● **Request**: All of the data should be output character for character, except the pictures.

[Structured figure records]

============================================================

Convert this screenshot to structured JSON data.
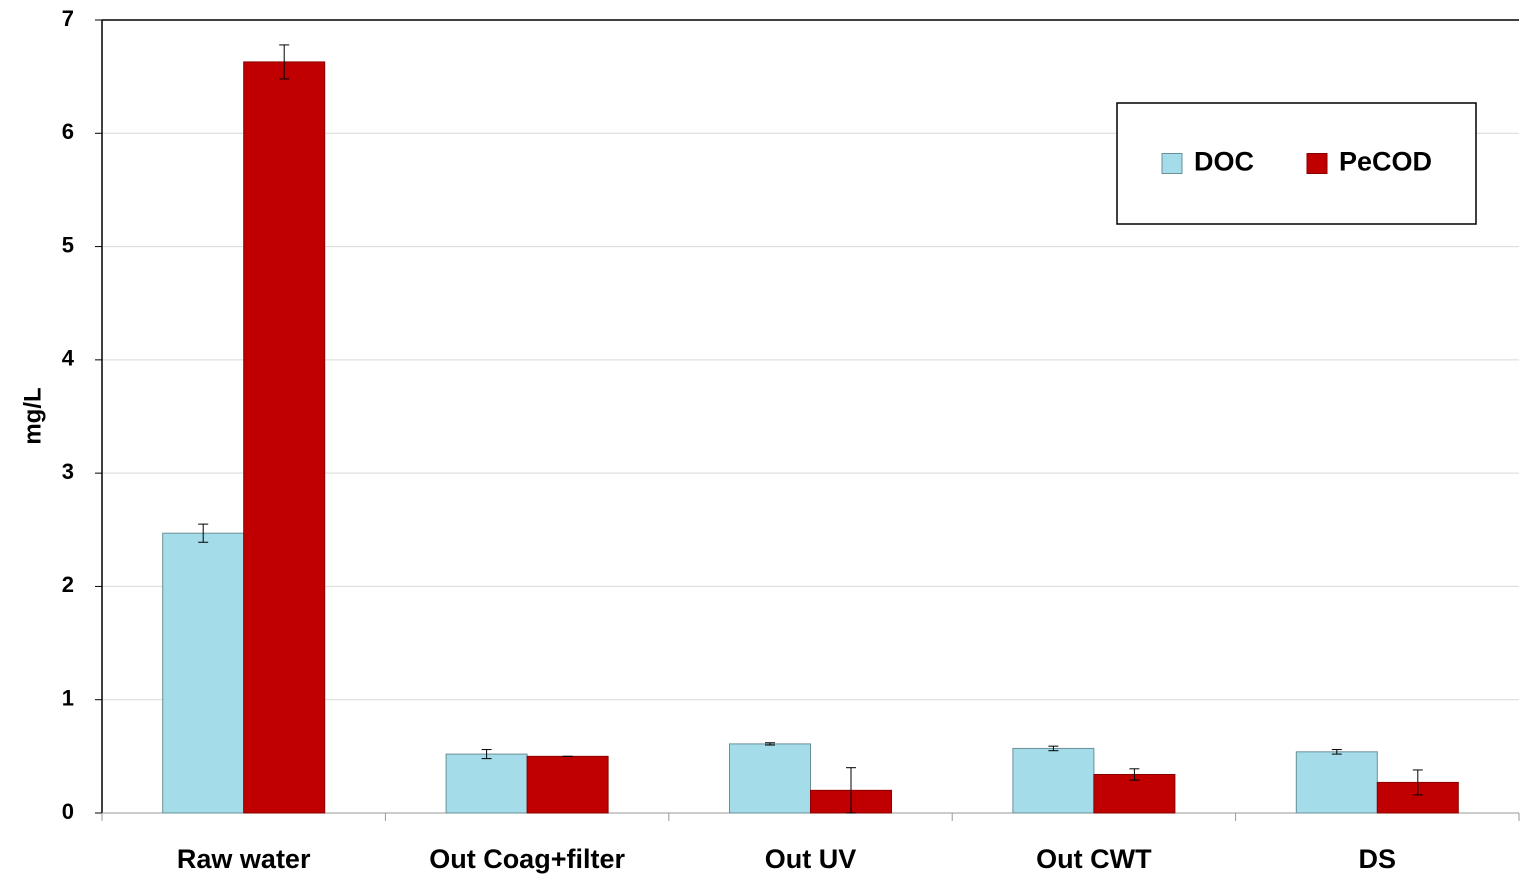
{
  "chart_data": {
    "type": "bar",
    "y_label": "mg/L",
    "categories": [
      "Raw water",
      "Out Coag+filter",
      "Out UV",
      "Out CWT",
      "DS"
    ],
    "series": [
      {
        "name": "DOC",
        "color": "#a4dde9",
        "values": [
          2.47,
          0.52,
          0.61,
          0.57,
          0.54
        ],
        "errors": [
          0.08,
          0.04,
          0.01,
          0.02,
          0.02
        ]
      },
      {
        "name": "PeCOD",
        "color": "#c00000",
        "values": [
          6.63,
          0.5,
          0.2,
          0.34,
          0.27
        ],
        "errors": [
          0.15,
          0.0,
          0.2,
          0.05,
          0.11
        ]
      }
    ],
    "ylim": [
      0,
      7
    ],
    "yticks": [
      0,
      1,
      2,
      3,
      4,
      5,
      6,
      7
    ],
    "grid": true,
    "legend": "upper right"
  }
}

============================================================

● **Task response**:
Convert this screenshot to structured JSON data.
{
  "chart_data": {
    "type": "bar",
    "y_label": "mg/L",
    "categories": [
      "Raw water",
      "Out Coag+filter",
      "Out UV",
      "Out CWT",
      "DS"
    ],
    "series": [
      {
        "name": "DOC",
        "color": "#a4dde9",
        "values": [
          2.47,
          0.52,
          0.61,
          0.57,
          0.54
        ],
        "errors": [
          0.08,
          0.04,
          0.01,
          0.02,
          0.02
        ]
      },
      {
        "name": "PeCOD",
        "color": "#c00000",
        "values": [
          6.63,
          0.5,
          0.2,
          0.34,
          0.27
        ],
        "errors": [
          0.15,
          0.0,
          0.2,
          0.05,
          0.11
        ]
      }
    ],
    "ylim": [
      0,
      7
    ],
    "yticks": [
      0,
      1,
      2,
      3,
      4,
      5,
      6,
      7
    ],
    "grid": true,
    "legend": "upper right"
  }
}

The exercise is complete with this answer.